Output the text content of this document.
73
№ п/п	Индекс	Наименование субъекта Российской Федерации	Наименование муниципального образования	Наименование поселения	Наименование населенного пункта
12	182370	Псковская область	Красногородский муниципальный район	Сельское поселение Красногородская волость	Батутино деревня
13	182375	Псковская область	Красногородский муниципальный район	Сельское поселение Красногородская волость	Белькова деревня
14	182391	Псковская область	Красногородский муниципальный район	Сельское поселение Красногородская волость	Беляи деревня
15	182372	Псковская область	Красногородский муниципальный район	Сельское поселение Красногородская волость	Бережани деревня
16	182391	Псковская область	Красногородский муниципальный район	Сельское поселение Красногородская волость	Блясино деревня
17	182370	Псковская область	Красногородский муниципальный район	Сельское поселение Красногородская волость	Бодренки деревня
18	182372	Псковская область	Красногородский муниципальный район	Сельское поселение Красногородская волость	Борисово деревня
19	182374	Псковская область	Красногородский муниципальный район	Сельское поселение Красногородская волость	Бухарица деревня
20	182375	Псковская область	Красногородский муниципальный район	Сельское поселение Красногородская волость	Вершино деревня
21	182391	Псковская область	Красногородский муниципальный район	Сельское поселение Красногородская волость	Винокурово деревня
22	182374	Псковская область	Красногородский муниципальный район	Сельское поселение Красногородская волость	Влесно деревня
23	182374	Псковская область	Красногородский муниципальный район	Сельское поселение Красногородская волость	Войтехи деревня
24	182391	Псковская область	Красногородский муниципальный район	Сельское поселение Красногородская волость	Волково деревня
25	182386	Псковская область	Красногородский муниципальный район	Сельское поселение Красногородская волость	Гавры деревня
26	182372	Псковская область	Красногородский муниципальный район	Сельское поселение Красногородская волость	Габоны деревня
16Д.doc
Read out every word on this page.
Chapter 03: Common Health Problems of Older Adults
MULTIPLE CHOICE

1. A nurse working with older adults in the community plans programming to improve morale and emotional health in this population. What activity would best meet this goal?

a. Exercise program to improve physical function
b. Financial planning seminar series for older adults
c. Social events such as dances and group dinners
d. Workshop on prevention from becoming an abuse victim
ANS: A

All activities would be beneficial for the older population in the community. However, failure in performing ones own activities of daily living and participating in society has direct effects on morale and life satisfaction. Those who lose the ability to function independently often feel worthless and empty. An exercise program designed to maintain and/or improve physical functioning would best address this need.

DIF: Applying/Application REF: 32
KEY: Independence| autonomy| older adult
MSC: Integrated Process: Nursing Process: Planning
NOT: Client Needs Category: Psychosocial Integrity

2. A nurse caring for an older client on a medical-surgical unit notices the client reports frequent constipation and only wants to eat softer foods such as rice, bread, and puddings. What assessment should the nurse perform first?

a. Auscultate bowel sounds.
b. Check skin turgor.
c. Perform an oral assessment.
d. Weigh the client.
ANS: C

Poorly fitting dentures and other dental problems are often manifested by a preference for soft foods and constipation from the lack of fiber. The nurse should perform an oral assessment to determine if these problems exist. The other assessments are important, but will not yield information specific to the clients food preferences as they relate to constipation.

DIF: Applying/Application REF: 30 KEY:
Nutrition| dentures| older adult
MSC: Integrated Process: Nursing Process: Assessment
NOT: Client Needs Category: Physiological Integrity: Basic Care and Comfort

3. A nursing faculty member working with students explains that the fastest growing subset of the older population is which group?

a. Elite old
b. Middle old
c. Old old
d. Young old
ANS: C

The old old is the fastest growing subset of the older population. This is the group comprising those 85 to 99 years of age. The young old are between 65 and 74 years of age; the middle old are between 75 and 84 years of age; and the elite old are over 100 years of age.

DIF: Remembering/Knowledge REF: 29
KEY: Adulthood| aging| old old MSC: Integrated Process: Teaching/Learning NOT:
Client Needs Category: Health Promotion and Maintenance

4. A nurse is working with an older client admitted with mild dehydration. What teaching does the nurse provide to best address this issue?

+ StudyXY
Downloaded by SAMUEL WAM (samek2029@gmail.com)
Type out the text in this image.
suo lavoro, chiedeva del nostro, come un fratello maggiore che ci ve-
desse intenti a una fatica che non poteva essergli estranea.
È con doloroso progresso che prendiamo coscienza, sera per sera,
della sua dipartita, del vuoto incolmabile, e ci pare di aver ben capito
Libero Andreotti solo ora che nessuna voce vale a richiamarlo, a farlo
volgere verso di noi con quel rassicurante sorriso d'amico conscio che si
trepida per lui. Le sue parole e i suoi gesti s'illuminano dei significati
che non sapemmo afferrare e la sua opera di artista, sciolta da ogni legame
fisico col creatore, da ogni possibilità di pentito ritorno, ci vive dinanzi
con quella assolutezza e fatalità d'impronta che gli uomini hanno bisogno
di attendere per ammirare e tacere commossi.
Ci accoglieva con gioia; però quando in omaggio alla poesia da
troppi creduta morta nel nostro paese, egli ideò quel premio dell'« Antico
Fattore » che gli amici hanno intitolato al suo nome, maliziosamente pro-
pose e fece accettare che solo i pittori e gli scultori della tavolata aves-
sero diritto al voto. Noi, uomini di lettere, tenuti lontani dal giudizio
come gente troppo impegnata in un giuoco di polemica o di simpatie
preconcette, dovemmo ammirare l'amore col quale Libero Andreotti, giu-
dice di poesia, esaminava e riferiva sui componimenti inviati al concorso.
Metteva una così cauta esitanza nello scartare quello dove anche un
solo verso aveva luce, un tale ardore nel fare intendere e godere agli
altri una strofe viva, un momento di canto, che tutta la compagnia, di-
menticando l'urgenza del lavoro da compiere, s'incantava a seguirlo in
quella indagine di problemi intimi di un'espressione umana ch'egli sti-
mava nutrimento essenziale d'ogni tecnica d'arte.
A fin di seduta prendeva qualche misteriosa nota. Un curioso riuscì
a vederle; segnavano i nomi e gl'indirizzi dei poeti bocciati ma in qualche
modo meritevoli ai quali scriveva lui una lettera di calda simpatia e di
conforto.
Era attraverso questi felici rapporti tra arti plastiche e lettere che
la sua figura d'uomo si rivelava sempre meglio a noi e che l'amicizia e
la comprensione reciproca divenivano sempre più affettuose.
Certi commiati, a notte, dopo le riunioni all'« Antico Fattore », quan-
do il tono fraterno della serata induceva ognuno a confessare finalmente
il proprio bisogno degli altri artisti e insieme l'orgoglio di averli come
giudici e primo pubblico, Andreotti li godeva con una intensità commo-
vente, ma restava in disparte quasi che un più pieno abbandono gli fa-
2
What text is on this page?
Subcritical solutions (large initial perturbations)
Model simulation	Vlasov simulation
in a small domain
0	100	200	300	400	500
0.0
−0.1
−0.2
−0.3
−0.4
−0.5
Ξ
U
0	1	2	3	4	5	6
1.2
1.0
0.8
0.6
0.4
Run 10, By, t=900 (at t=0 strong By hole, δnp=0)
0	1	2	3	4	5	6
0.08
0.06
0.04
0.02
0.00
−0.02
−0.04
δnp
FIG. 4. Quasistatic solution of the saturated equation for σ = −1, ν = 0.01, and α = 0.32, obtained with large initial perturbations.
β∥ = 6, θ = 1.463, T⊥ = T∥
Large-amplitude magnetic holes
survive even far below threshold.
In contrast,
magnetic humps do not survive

Work to be completed | Repeat the material in full, exactly as it stands.

Output |
Output the text content of this document.
73
№ п/п	Индекс	Наименование субъекта Российской Федерации	Наименование муниципального образования	Наименование поселения	Наименование населенного пункта
12	182370	Псковская область	Красногородский муниципальный район	Сельское поселение Красногородская волость	Батутино деревня
13	182375	Псковская область	Красногородский муниципальный район	Сельское поселение Красногородская волость	Белькова деревня
14	182391	Псковская область	Красногородский муниципальный район	Сельское поселение Красногородская волость	Беляи деревня
15	182372	Псковская область	Красногородский муниципальный район	Сельское поселение Красногородская волость	Бережани деревня
16	182391	Псковская область	Красногородский муниципальный район	Сельское поселение Красногородская волость	Блясино деревня
17	182370	Псковская область	Красногородский муниципальный район	Сельское поселение Красногородская волость	Бодренки деревня
18	182372	Псковская область	Красногородский муниципальный район	Сельское поселение Красногородская волость	Борисово деревня
19	182374	Псковская область	Красногородский муниципальный район	Сельское поселение Красногородская волость	Бухарица деревня
20	182375	Псковская область	Красногородский муниципальный район	Сельское поселение Красногородская волость	Вершино деревня
21	182391	Псковская область	Красногородский муниципальный район	Сельское поселение Красногородская волость	Винокурово деревня
22	182374	Псковская область	Красногородский муниципальный район	Сельское поселение Красногородская волость	Влесно деревня
23	182374	Псковская область	Красногородский муниципальный район	Сельское поселение Красногородская волость	Войтехи деревня
24	182391	Псковская область	Красногородский муниципальный район	Сельское поселение Красногородская волость	Волково деревня
25	182386	Псковская область	Красногородский муниципальный район	Сельское поселение Красногородская волость	Гавры деревня
26	182372	Псковская область	Красногородский муниципальный район	Сельское поселение Красногородская волость	Габоны деревня
16Д.doc
Read out every word on this page.
Chapter 03: Common Health Problems of Older Adults
MULTIPLE CHOICE

1. A nurse working with older adults in the community plans programming to improve morale and emotional health in this population. What activity would best meet this goal?

a. Exercise program to improve physical function
b. Financial planning seminar series for older adults
c. Social events such as dances and group dinners
d. Workshop on prevention from becoming an abuse victim
ANS: A

All activities would be beneficial for the older population in the community. However, failure in performing ones own activities of daily living and participating in society has direct effects on morale and life satisfaction. Those who lose the ability to function independently often feel worthless and empty. An exercise program designed to maintain and/or improve physical functioning would best address this need.

DIF: Applying/Application REF: 32
KEY: Independence| autonomy| older adult
MSC: Integrated Process: Nursing Process: Planning
NOT: Client Needs Category: Psychosocial Integrity

2. A nurse caring for an older client on a medical-surgical unit notices the client reports frequent constipation and only wants to eat softer foods such as rice, bread, and puddings. What assessment should the nurse perform first?

a. Auscultate bowel sounds.
b. Check skin turgor.
c. Perform an oral assessment.
d. Weigh the client.
ANS: C

Poorly fitting dentures and other dental problems are often manifested by a preference for soft foods and constipation from the lack of fiber. The nurse should perform an oral assessment to determine if these problems exist. The other assessments are important, but will not yield information specific to the clients food preferences as they relate to constipation.

DIF: Applying/Application REF: 30 KEY:
Nutrition| dentures| older adult
MSC: Integrated Process: Nursing Process: Assessment
NOT: Client Needs Category: Physiological Integrity: Basic Care and Comfort

3. A nursing faculty member working with students explains that the fastest growing subset of the older population is which group?

a. Elite old
b. Middle old
c. Old old
d. Young old
ANS: C

The old old is the fastest growing subset of the older population. This is the group comprising those 85 to 99 years of age. The young old are between 65 and 74 years of age; the middle old are between 75 and 84 years of age; and the elite old are over 100 years of age.

DIF: Remembering/Knowledge REF: 29
KEY: Adulthood| aging| old old MSC: Integrated Process: Teaching/Learning NOT:
Client Needs Category: Health Promotion and Maintenance

4. A nurse is working with an older client admitted with mild dehydration. What teaching does the nurse provide to best address this issue?

+ StudyXY
Downloaded by SAMUEL WAM (samek2029@gmail.com)
Type out the text in this image.
suo lavoro, chiedeva del nostro, come un fratello maggiore che ci ve-
desse intenti a una fatica che non poteva essergli estranea.
È con doloroso progresso che prendiamo coscienza, sera per sera,
della sua dipartita, del vuoto incolmabile, e ci pare di aver ben capito
Libero Andreotti solo ora che nessuna voce vale a richiamarlo, a farlo
volgere verso di noi con quel rassicurante sorriso d'amico conscio che si
trepida per lui. Le sue parole e i suoi gesti s'illuminano dei significati
che non sapemmo afferrare e la sua opera di artista, sciolta da ogni legame
fisico col creatore, da ogni possibilità di pentito ritorno, ci vive dinanzi
con quella assolutezza e fatalità d'impronta che gli uomini hanno bisogno
di attendere per ammirare e tacere commossi.
Ci accoglieva con gioia; però quando in omaggio alla poesia da
troppi creduta morta nel nostro paese, egli ideò quel premio dell'« Antico
Fattore » che gli amici hanno intitolato al suo nome, maliziosamente pro-
pose e fece accettare che solo i pittori e gli scultori della tavolata aves-
sero diritto al voto. Noi, uomini di lettere, tenuti lontani dal giudizio
come gente troppo impegnata in un giuoco di polemica o di simpatie
preconcette, dovemmo ammirare l'amore col quale Libero Andreotti, giu-
dice di poesia, esaminava e riferiva sui componimenti inviati al concorso.
Metteva una così cauta esitanza nello scartare quello dove anche un
solo verso aveva luce, un tale ardore nel fare intendere e godere agli
altri una strofe viva, un momento di canto, che tutta la compagnia, di-
menticando l'urgenza del lavoro da compiere, s'incantava a seguirlo in
quella indagine di problemi intimi di un'espressione umana ch'egli sti-
mava nutrimento essenziale d'ogni tecnica d'arte.
A fin di seduta prendeva qualche misteriosa nota. Un curioso riuscì
a vederle; segnavano i nomi e gl'indirizzi dei poeti bocciati ma in qualche
modo meritevoli ai quali scriveva lui una lettera di calda simpatia e di
conforto.
Era attraverso questi felici rapporti tra arti plastiche e lettere che
la sua figura d'uomo si rivelava sempre meglio a noi e che l'amicizia e
la comprensione reciproca divenivano sempre più affettuose.
Certi commiati, a notte, dopo le riunioni all'« Antico Fattore », quan-
do il tono fraterno della serata induceva ognuno a confessare finalmente
il proprio bisogno degli altri artisti e insieme l'orgoglio di averli come
giudici e primo pubblico, Andreotti li godeva con una intensità commo-
vente, ma restava in disparte quasi che un più pieno abbandono gli fa-
2
What text is on this page?
Subcritical solutions (large initial perturbations)
Model simulation	Vlasov simulation
in a small domain
0	100	200	300	400	500
0.0
−0.1
−0.2
−0.3
−0.4
−0.5
Ξ
U
0	1	2	3	4	5	6
1.2
1.0
0.8
0.6
0.4
Run 10, By, t=900 (at t=0 strong By hole, δnp=0)
0	1	2	3	4	5	6
0.08
0.06
0.04
0.02
0.00
−0.02
−0.04
δnp
FIG. 4. Quasistatic solution of the saturated equation for σ = −1, ν = 0.01, and α = 0.32, obtained with large initial perturbations.
β∥ = 6, θ = 1.463, T⊥ = T∥
Large-amplitude magnetic holes
survive even far below threshold.
In contrast,
magnetic humps do not survive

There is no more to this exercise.